[begin RECORDS FOR THIS EXERCISE]

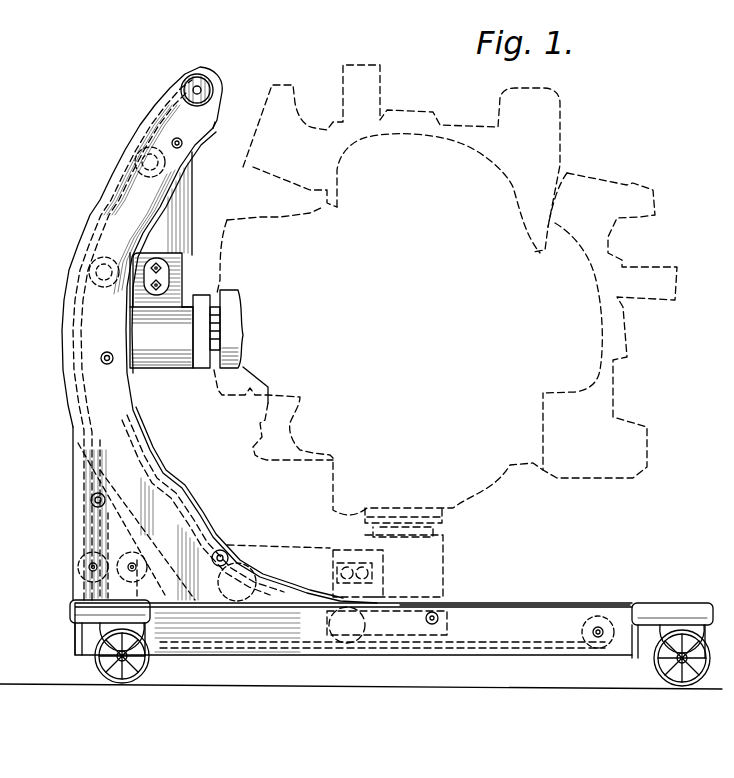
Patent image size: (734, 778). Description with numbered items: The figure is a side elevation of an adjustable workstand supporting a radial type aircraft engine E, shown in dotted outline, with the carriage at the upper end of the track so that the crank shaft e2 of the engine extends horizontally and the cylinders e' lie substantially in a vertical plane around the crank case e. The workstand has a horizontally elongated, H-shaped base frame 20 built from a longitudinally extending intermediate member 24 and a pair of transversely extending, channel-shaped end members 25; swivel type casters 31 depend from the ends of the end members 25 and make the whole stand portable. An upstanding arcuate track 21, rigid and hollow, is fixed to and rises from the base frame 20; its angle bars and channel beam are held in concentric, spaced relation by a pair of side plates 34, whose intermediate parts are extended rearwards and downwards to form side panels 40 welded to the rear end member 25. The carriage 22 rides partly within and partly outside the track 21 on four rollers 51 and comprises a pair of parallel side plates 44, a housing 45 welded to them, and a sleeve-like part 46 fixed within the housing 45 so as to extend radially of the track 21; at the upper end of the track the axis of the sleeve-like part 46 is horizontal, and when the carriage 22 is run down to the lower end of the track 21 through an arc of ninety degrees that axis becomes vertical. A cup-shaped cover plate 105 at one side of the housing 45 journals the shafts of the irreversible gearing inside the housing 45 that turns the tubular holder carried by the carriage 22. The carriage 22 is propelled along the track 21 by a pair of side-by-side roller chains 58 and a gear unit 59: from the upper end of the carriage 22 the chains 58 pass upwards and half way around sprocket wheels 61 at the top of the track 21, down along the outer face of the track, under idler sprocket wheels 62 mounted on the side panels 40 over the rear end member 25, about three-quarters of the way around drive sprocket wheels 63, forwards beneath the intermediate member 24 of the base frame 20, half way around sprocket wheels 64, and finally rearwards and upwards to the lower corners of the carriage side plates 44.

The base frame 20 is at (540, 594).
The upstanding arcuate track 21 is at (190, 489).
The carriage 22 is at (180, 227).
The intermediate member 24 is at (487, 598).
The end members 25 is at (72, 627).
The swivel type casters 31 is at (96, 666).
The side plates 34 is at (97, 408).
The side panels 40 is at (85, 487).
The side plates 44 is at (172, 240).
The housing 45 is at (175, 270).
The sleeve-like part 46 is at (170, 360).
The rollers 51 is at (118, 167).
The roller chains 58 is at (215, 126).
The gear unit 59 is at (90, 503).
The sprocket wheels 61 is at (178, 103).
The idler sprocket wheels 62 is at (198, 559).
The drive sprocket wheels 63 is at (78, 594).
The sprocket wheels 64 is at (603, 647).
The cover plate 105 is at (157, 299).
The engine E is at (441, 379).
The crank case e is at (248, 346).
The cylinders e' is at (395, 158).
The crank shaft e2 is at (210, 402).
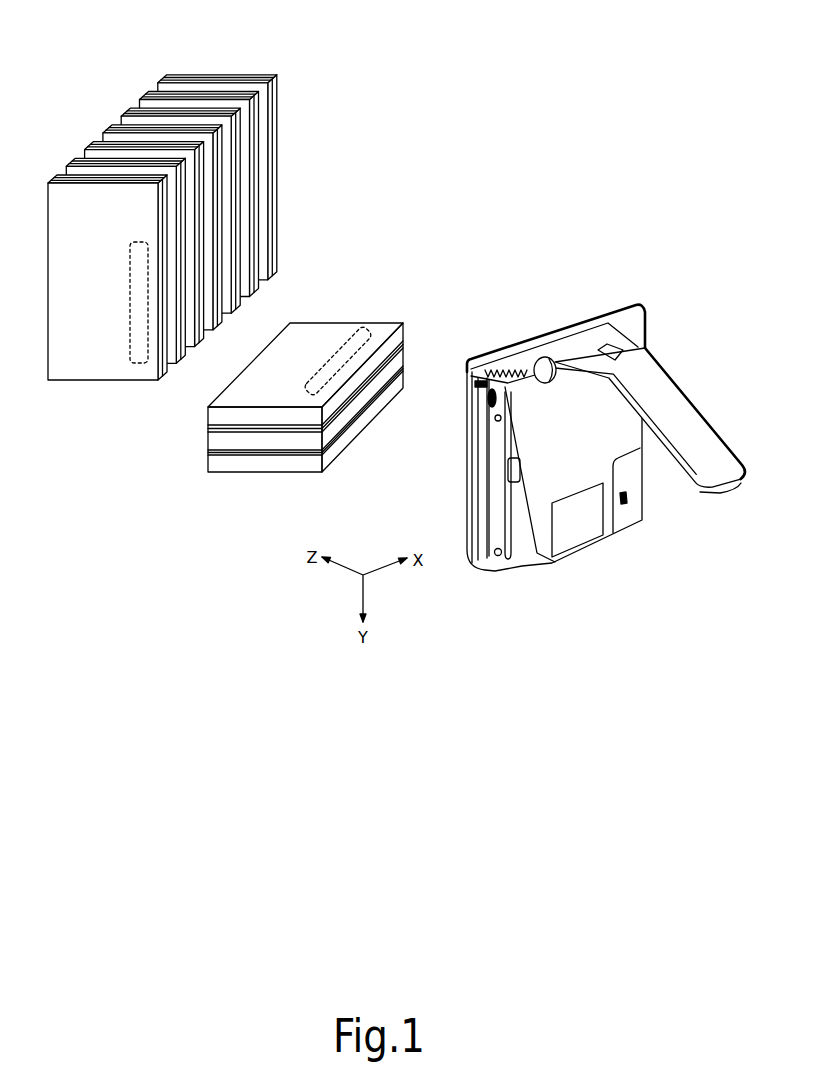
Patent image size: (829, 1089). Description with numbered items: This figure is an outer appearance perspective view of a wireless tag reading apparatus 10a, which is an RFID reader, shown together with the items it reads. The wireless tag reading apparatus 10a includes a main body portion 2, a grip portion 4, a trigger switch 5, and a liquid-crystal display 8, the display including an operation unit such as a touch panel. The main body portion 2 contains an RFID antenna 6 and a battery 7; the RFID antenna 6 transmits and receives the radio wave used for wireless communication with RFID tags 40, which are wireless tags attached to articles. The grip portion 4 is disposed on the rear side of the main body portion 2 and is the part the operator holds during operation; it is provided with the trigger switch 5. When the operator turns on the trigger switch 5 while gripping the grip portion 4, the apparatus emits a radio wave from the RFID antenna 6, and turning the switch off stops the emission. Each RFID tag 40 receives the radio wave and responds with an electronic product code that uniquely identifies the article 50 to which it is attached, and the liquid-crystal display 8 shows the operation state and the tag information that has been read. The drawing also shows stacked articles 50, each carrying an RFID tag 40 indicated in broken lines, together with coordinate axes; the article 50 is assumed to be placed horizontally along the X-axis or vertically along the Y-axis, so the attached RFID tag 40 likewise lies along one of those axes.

[end RECORDS FOR THIS EXERCISE]

EXERCISE AIM:
Count the lines in the rows above that contain the word "also", treating uppercase and lowercase as different. Reply with the number only.

RESULT OF THE TASK:
1